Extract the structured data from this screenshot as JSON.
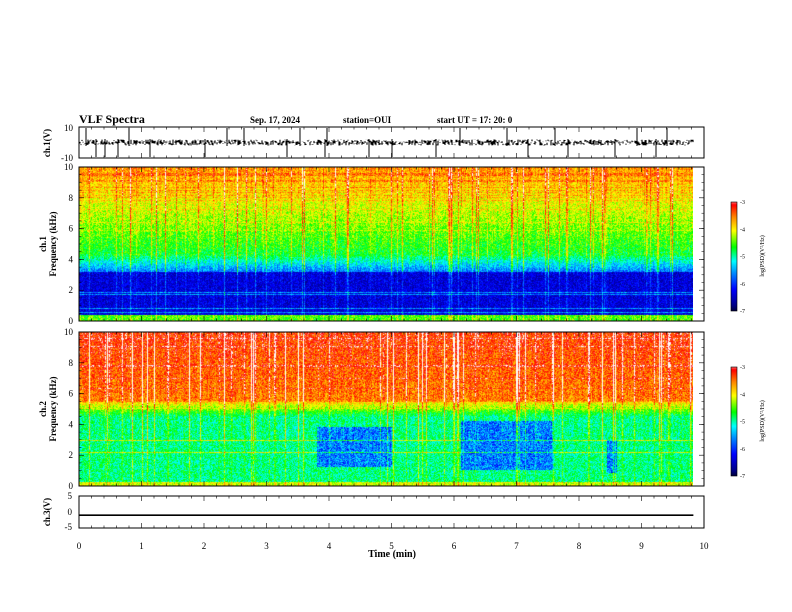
{
  "header": {
    "title": "VLF Spectra",
    "date": "Sep. 17, 2024",
    "station": "station=OUI",
    "start_ut": "start UT =   17: 20: 0"
  },
  "chart_data": [
    {
      "type": "line",
      "panel": "ch1-waveform",
      "ylabel": "ch.1(V)",
      "ylim": [
        -10,
        10
      ],
      "ytick_labels": [
        "10",
        "-10"
      ],
      "xlim": [
        0,
        10
      ],
      "description_level": -3
    },
    {
      "type": "heatmap",
      "panel": "ch1-spectrogram",
      "ylabel_line1": "ch.1",
      "ylabel_line2": "Frequency (kHz)",
      "ylim": [
        0,
        10
      ],
      "ytick_labels": [
        "0",
        "2",
        "4",
        "6",
        "8",
        "10"
      ],
      "xlim": [
        0,
        9.83
      ],
      "colorbar": {
        "label": "log(PSD)(V²/Hz)",
        "range": [
          -7,
          -3
        ],
        "ticks": [
          "-3",
          "-4",
          "-5",
          "-6",
          "-7"
        ]
      }
    },
    {
      "type": "heatmap",
      "panel": "ch2-spectrogram",
      "ylabel_line1": "ch.2",
      "ylabel_line2": "Frequency (kHz)",
      "ylim": [
        0,
        10
      ],
      "ytick_labels": [
        "0",
        "2",
        "4",
        "6",
        "8",
        "10"
      ],
      "xlim": [
        0,
        9.83
      ],
      "colorbar": {
        "label": "log(PSD)(V²/Hz)",
        "range": [
          -7,
          -3
        ],
        "ticks": [
          "-3",
          "-4",
          "-5",
          "-6",
          "-7"
        ]
      }
    },
    {
      "type": "line",
      "panel": "ch3-waveform",
      "ylabel": "ch.3(V)",
      "ylim": [
        -5,
        5
      ],
      "ytick_labels": [
        "5",
        "0",
        "-5"
      ],
      "xlim": [
        0,
        10
      ],
      "x": [
        0,
        9.83
      ],
      "y": [
        -1,
        -1
      ]
    }
  ],
  "xaxis": {
    "label": "Time (min)",
    "tick_labels": [
      "0",
      "1",
      "2",
      "3",
      "4",
      "5",
      "6",
      "7",
      "8",
      "9",
      "10"
    ]
  },
  "colormap": [
    "#000080",
    "#0000ff",
    "#0080ff",
    "#00ffff",
    "#00ff00",
    "#ffff00",
    "#ff8000",
    "#ff0000",
    "#ffffff"
  ]
}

━━━━━━

- _Direction_
From the entries above, extract every line where the word "panel" appears.

- _Result for this task_
      "panel": "ch1-waveform",
      "panel": "ch1-spectrogram",
      "panel": "ch2-spectrogram",
      "panel": "ch3-waveform",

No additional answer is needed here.